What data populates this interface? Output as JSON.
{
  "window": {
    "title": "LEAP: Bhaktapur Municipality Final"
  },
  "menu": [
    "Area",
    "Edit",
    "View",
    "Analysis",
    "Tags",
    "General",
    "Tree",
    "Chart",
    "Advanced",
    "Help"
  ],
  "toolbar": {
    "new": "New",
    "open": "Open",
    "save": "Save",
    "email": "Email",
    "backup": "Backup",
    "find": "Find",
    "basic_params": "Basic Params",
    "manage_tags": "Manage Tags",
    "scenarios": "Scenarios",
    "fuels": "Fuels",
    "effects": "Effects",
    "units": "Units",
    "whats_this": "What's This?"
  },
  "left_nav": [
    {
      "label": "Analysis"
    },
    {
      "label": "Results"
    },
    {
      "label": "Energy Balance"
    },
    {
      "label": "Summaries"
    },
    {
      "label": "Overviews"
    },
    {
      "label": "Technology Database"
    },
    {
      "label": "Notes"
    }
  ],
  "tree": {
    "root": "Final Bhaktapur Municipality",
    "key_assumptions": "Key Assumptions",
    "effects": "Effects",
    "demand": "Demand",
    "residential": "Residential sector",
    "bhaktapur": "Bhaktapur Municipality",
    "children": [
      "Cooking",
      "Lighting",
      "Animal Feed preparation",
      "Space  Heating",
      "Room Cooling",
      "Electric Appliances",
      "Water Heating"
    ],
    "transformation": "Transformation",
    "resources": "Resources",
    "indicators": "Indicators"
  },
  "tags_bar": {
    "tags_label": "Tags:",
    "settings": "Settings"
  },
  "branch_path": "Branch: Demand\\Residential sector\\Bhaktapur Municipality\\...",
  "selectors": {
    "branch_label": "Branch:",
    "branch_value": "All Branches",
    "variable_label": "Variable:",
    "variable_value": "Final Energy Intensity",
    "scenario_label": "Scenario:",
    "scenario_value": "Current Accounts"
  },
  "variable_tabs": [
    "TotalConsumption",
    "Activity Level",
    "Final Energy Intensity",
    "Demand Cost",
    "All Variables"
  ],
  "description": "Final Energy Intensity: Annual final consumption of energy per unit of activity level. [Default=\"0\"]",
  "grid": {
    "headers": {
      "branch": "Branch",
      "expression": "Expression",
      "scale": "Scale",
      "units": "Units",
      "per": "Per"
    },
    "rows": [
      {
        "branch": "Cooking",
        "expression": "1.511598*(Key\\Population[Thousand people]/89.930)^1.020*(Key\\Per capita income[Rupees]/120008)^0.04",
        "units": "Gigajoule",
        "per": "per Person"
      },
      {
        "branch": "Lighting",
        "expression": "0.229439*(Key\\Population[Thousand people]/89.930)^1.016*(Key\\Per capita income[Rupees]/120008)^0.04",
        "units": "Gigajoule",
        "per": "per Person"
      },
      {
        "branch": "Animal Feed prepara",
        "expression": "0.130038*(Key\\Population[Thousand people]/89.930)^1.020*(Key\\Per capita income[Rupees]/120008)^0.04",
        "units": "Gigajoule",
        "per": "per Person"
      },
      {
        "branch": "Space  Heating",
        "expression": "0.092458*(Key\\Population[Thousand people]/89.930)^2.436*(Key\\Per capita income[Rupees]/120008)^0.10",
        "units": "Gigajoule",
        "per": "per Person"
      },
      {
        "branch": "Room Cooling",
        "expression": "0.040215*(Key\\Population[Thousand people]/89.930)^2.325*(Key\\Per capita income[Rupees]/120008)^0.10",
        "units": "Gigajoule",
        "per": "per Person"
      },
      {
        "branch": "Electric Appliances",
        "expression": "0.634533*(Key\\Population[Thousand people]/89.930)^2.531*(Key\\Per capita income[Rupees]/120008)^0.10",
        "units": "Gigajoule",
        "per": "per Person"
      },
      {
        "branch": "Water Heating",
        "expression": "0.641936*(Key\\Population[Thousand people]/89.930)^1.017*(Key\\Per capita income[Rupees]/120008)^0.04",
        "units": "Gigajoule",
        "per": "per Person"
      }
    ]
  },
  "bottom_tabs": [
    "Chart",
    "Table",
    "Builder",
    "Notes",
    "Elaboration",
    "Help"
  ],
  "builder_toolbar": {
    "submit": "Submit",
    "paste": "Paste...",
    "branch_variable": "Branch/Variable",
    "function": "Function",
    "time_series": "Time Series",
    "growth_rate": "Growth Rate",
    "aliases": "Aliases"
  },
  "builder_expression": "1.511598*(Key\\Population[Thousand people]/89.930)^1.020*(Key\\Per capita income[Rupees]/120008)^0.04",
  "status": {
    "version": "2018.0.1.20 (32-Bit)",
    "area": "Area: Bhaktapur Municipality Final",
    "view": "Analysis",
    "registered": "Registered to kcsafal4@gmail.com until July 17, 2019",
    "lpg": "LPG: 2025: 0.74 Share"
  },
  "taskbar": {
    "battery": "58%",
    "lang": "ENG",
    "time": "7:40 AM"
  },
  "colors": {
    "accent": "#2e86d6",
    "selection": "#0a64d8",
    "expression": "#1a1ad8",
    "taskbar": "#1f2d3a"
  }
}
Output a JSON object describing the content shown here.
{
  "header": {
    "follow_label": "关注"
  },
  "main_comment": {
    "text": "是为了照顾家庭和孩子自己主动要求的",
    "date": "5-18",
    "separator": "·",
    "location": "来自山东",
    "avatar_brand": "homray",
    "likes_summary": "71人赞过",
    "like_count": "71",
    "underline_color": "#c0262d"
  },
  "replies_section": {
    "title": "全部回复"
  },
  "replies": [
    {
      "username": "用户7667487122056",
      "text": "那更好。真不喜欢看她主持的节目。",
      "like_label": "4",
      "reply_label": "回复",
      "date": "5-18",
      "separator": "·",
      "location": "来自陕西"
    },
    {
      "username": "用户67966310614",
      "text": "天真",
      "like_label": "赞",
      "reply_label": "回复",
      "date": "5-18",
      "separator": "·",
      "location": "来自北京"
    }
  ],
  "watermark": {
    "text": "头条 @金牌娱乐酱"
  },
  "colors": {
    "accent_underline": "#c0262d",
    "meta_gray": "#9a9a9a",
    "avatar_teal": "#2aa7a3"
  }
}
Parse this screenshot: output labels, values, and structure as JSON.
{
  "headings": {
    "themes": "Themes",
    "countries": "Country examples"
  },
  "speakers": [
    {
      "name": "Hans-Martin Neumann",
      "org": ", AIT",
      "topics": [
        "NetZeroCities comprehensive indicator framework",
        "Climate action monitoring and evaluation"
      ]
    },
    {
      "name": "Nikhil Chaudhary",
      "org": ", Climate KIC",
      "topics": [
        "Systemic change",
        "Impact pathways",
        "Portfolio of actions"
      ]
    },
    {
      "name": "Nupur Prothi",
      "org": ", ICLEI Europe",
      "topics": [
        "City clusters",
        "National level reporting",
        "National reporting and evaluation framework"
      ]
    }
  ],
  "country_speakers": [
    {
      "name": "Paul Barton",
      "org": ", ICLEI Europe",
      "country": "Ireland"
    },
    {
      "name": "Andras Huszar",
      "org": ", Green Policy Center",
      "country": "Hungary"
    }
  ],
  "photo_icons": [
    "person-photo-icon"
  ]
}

— TO DO —
Copy the data above in full, character for character.

— ANSWER TO THE PROBLEM —
What data populates this interface? Output as JSON.
{
  "window": {
    "title": "LEAP: Bhaktapur Municipality Final"
  },
  "menu": [
    "Area",
    "Edit",
    "View",
    "Analysis",
    "Tags",
    "General",
    "Tree",
    "Chart",
    "Advanced",
    "Help"
  ],
  "toolbar": {
    "new": "New",
    "open": "Open",
    "save": "Save",
    "email": "Email",
    "backup": "Backup",
    "find": "Find",
    "basic_params": "Basic Params",
    "manage_tags": "Manage Tags",
    "scenarios": "Scenarios",
    "fuels": "Fuels",
    "effects": "Effects",
    "units": "Units",
    "whats_this": "What's This?"
  },
  "left_nav": [
    {
      "label": "Analysis"
    },
    {
      "label": "Results"
    },
    {
      "label": "Energy Balance"
    },
    {
      "label": "Summaries"
    },
    {
      "label": "Overviews"
    },
    {
      "label": "Technology Database"
    },
    {
      "label": "Notes"
    }
  ],
  "tree": {
    "root": "Final Bhaktapur Municipality",
    "key_assumptions": "Key Assumptions",
    "effects": "Effects",
    "demand": "Demand",
    "residential": "Residential sector",
    "bhaktapur": "Bhaktapur Municipality",
    "children": [
      "Cooking",
      "Lighting",
      "Animal Feed preparation",
      "Space  Heating",
      "Room Cooling",
      "Electric Appliances",
      "Water Heating"
    ],
    "transformation": "Transformation",
    "resources": "Resources",
    "indicators": "Indicators"
  },
  "tags_bar": {
    "tags_label": "Tags:",
    "settings": "Settings"
  },
  "branch_path": "Branch: Demand\\Residential sector\\Bhaktapur Municipality\\...",
  "selectors": {
    "branch_label": "Branch:",
    "branch_value": "All Branches",
    "variable_label": "Variable:",
    "variable_value": "Final Energy Intensity",
    "scenario_label": "Scenario:",
    "scenario_value": "Current Accounts"
  },
  "variable_tabs": [
    "TotalConsumption",
    "Activity Level",
    "Final Energy Intensity",
    "Demand Cost",
    "All Variables"
  ],
  "description": "Final Energy Intensity: Annual final consumption of energy per unit of activity level. [Default=\"0\"]",
  "grid": {
    "headers": {
      "branch": "Branch",
      "expression": "Expression",
      "scale": "Scale",
      "units": "Units",
      "per": "Per"
    },
    "rows": [
      {
        "branch": "Cooking",
        "expression": "1.511598*(Key\\Population[Thousand people]/89.930)^1.020*(Key\\Per capita income[Rupees]/120008)^0.04",
        "units": "Gigajoule",
        "per": "per Person"
      },
      {
        "branch": "Lighting",
        "expression": "0.229439*(Key\\Population[Thousand people]/89.930)^1.016*(Key\\Per capita income[Rupees]/120008)^0.04",
        "units": "Gigajoule",
        "per": "per Person"
      },
      {
        "branch": "Animal Feed prepara",
        "expression": "0.130038*(Key\\Population[Thousand people]/89.930)^1.020*(Key\\Per capita income[Rupees]/120008)^0.04",
        "units": "Gigajoule",
        "per": "per Person"
      },
      {
        "branch": "Space  Heating",
        "expression": "0.092458*(Key\\Population[Thousand people]/89.930)^2.436*(Key\\Per capita income[Rupees]/120008)^0.10",
        "units": "Gigajoule",
        "per": "per Person"
      },
      {
        "branch": "Room Cooling",
        "expression": "0.040215*(Key\\Population[Thousand people]/89.930)^2.325*(Key\\Per capita income[Rupees]/120008)^0.10",
        "units": "Gigajoule",
        "per": "per Person"
      },
      {
        "branch": "Electric Appliances",
        "expression": "0.634533*(Key\\Population[Thousand people]/89.930)^2.531*(Key\\Per capita income[Rupees]/120008)^0.10",
        "units": "Gigajoule",
        "per": "per Person"
      },
      {
        "branch": "Water Heating",
        "expression": "0.641936*(Key\\Population[Thousand people]/89.930)^1.017*(Key\\Per capita income[Rupees]/120008)^0.04",
        "units": "Gigajoule",
        "per": "per Person"
      }
    ]
  },
  "bottom_tabs": [
    "Chart",
    "Table",
    "Builder",
    "Notes",
    "Elaboration",
    "Help"
  ],
  "builder_toolbar": {
    "submit": "Submit",
    "paste": "Paste...",
    "branch_variable": "Branch/Variable",
    "function": "Function",
    "time_series": "Time Series",
    "growth_rate": "Growth Rate",
    "aliases": "Aliases"
  },
  "builder_expression": "1.511598*(Key\\Population[Thousand people]/89.930)^1.020*(Key\\Per capita income[Rupees]/120008)^0.04",
  "status": {
    "version": "2018.0.1.20 (32-Bit)",
    "area": "Area: Bhaktapur Municipality Final",
    "view": "Analysis",
    "registered": "Registered to kcsafal4@gmail.com until July 17, 2019",
    "lpg": "LPG: 2025: 0.74 Share"
  },
  "taskbar": {
    "battery": "58%",
    "lang": "ENG",
    "time": "7:40 AM"
  },
  "colors": {
    "accent": "#2e86d6",
    "selection": "#0a64d8",
    "expression": "#1a1ad8",
    "taskbar": "#1f2d3a"
  }
}
Output a JSON object describing the content shown here.
{
  "header": {
    "follow_label": "关注"
  },
  "main_comment": {
    "text": "是为了照顾家庭和孩子自己主动要求的",
    "date": "5-18",
    "separator": "·",
    "location": "来自山东",
    "avatar_brand": "homray",
    "likes_summary": "71人赞过",
    "like_count": "71",
    "underline_color": "#c0262d"
  },
  "replies_section": {
    "title": "全部回复"
  },
  "replies": [
    {
      "username": "用户7667487122056",
      "text": "那更好。真不喜欢看她主持的节目。",
      "like_label": "4",
      "reply_label": "回复",
      "date": "5-18",
      "separator": "·",
      "location": "来自陕西"
    },
    {
      "username": "用户67966310614",
      "text": "天真",
      "like_label": "赞",
      "reply_label": "回复",
      "date": "5-18",
      "separator": "·",
      "location": "来自北京"
    }
  ],
  "watermark": {
    "text": "头条 @金牌娱乐酱"
  },
  "colors": {
    "accent_underline": "#c0262d",
    "meta_gray": "#9a9a9a",
    "avatar_teal": "#2aa7a3"
  }
}
Parse this screenshot: output labels, values, and structure as JSON.
{
  "headings": {
    "themes": "Themes",
    "countries": "Country examples"
  },
  "speakers": [
    {
      "name": "Hans-Martin Neumann",
      "org": ", AIT",
      "topics": [
        "NetZeroCities comprehensive indicator framework",
        "Climate action monitoring and evaluation"
      ]
    },
    {
      "name": "Nikhil Chaudhary",
      "org": ", Climate KIC",
      "topics": [
        "Systemic change",
        "Impact pathways",
        "Portfolio of actions"
      ]
    },
    {
      "name": "Nupur Prothi",
      "org": ", ICLEI Europe",
      "topics": [
        "City clusters",
        "National level reporting",
        "National reporting and evaluation framework"
      ]
    }
  ],
  "country_speakers": [
    {
      "name": "Paul Barton",
      "org": ", ICLEI Europe",
      "country": "Ireland"
    },
    {
      "name": "Andras Huszar",
      "org": ", Green Policy Center",
      "country": "Hungary"
    }
  ],
  "photo_icons": [
    "person-photo-icon"
  ]
}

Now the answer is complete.